** Stated exercise **
State how many lines of the listing below include the word "Humidity". Give only the number.

——

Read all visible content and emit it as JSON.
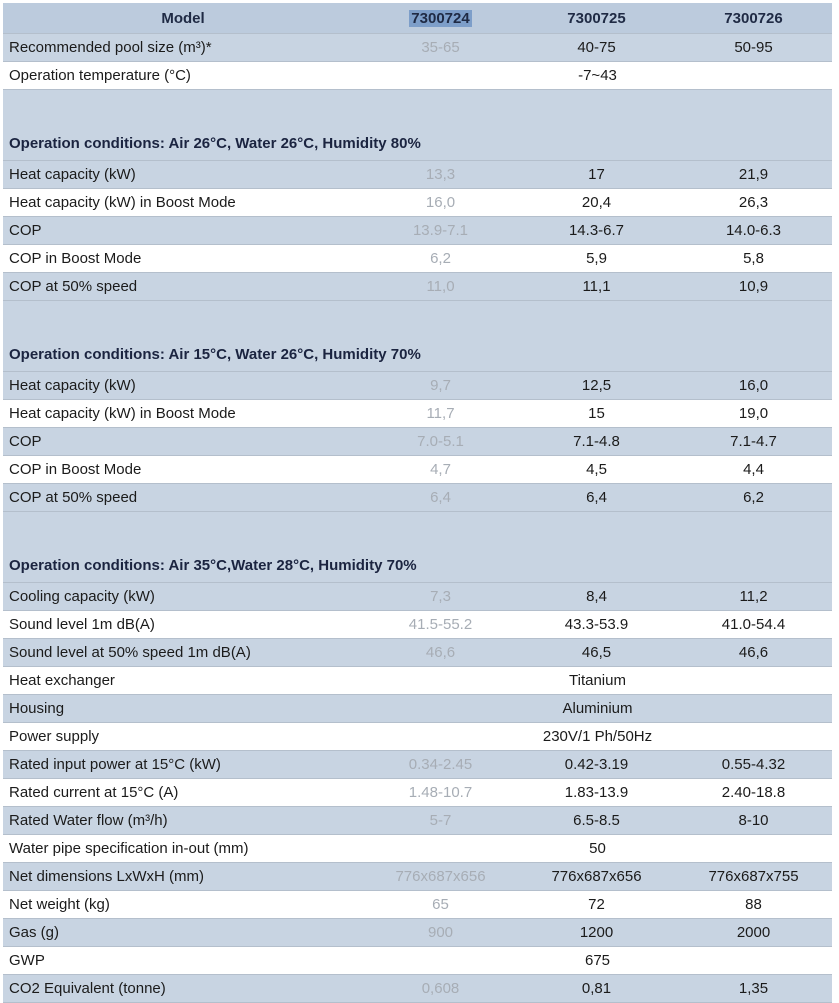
{
  "header": {
    "label": "Model",
    "models": [
      "7300724",
      "7300725",
      "7300726"
    ]
  },
  "rows": [
    {
      "type": "data",
      "label": "Recommended pool size (m³)*",
      "v": [
        "35-65",
        "40-75",
        "50-95"
      ]
    },
    {
      "type": "merged",
      "label": "Operation temperature (°C)",
      "value": "-7~43"
    },
    {
      "type": "section",
      "label": "Operation conditions: Air 26°C, Water 26°C, Humidity 80%"
    },
    {
      "type": "data",
      "label": "Heat capacity (kW)",
      "v": [
        "13,3",
        "17",
        "21,9"
      ]
    },
    {
      "type": "data",
      "label": "Heat capacity (kW) in Boost Mode",
      "v": [
        "16,0",
        "20,4",
        "26,3"
      ]
    },
    {
      "type": "data",
      "label": "COP",
      "v": [
        "13.9-7.1",
        "14.3-6.7",
        "14.0-6.3"
      ]
    },
    {
      "type": "data",
      "label": "COP in Boost Mode",
      "v": [
        "6,2",
        "5,9",
        "5,8"
      ]
    },
    {
      "type": "data",
      "label": "COP at 50% speed",
      "v": [
        "11,0",
        "11,1",
        "10,9"
      ]
    },
    {
      "type": "section",
      "label": "Operation conditions: Air 15°C, Water 26°C, Humidity 70%"
    },
    {
      "type": "data",
      "label": "Heat capacity (kW)",
      "v": [
        "9,7",
        "12,5",
        "16,0"
      ]
    },
    {
      "type": "data",
      "label": "Heat capacity (kW) in Boost Mode",
      "v": [
        "11,7",
        "15",
        "19,0"
      ]
    },
    {
      "type": "data",
      "label": "COP",
      "v": [
        "7.0-5.1",
        "7.1-4.8",
        "7.1-4.7"
      ]
    },
    {
      "type": "data",
      "label": "COP in Boost Mode",
      "v": [
        "4,7",
        "4,5",
        "4,4"
      ]
    },
    {
      "type": "data",
      "label": "COP at 50% speed",
      "v": [
        "6,4",
        "6,4",
        "6,2"
      ]
    },
    {
      "type": "section",
      "label": "Operation conditions: Air 35°C,Water 28°C, Humidity 70%"
    },
    {
      "type": "data",
      "label": "Cooling capacity (kW)",
      "v": [
        "7,3",
        "8,4",
        "11,2"
      ]
    },
    {
      "type": "data",
      "label": "Sound level 1m dB(A)",
      "v": [
        "41.5-55.2",
        "43.3-53.9",
        "41.0-54.4"
      ]
    },
    {
      "type": "data",
      "label": "Sound level at 50% speed 1m dB(A)",
      "v": [
        "46,6",
        "46,5",
        "46,6"
      ]
    },
    {
      "type": "merged",
      "label": "Heat exchanger",
      "value": "Titanium"
    },
    {
      "type": "merged",
      "label": "Housing",
      "value": "Aluminium"
    },
    {
      "type": "merged",
      "label": "Power supply",
      "value": "230V/1 Ph/50Hz"
    },
    {
      "type": "data",
      "label": "Rated input power at 15°C (kW)",
      "v": [
        "0.34-2.45",
        "0.42-3.19",
        "0.55-4.32"
      ]
    },
    {
      "type": "data",
      "label": "Rated current at 15°C  (A)",
      "v": [
        "1.48-10.7",
        "1.83-13.9",
        "2.40-18.8"
      ]
    },
    {
      "type": "data",
      "label": "Rated  Water flow   (m³/h)",
      "v": [
        "5-7",
        "6.5-8.5",
        "8-10"
      ]
    },
    {
      "type": "merged",
      "label": "Water pipe specification in-out  (mm)",
      "value": "50"
    },
    {
      "type": "data",
      "label": "Net dimensions LxWxH (mm)",
      "v": [
        "776x687x656",
        "776x687x656",
        "776x687x755"
      ]
    },
    {
      "type": "data",
      "label": "Net weight    (kg)",
      "v": [
        "65",
        "72",
        "88"
      ]
    },
    {
      "type": "data",
      "label": "Gas (g)",
      "v": [
        "900",
        "1200",
        "2000"
      ]
    },
    {
      "type": "merged",
      "label": "GWP",
      "value": "675"
    },
    {
      "type": "data",
      "label": "CO2 Equivalent (tonne)",
      "v": [
        "0,608",
        "0,81",
        "1,35"
      ]
    }
  ]
}
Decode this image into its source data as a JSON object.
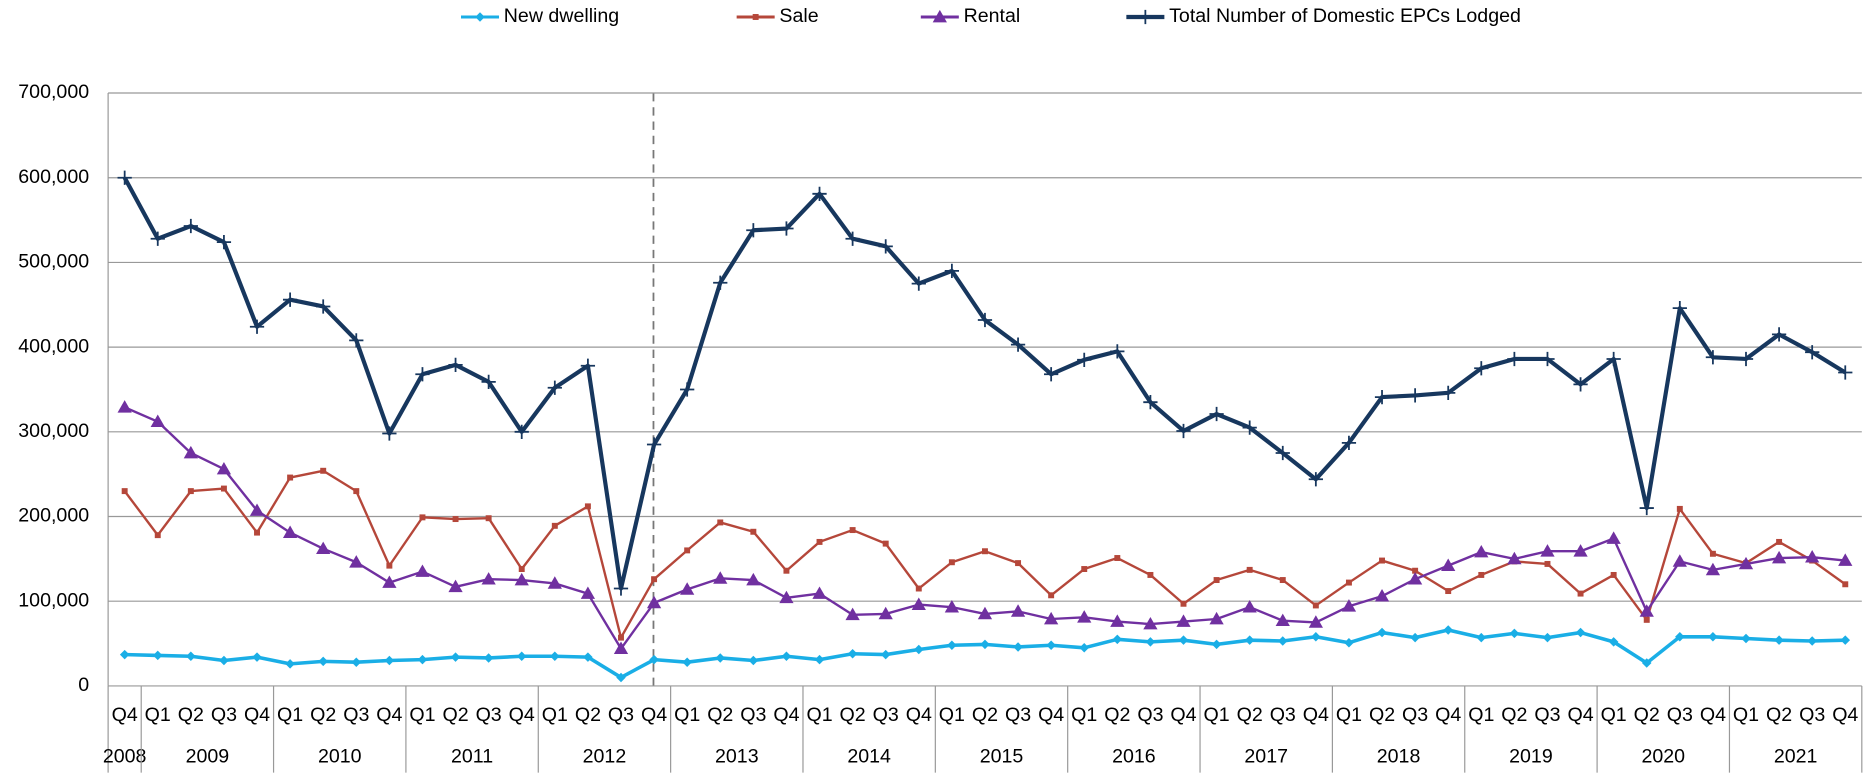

——

** Completed task **
3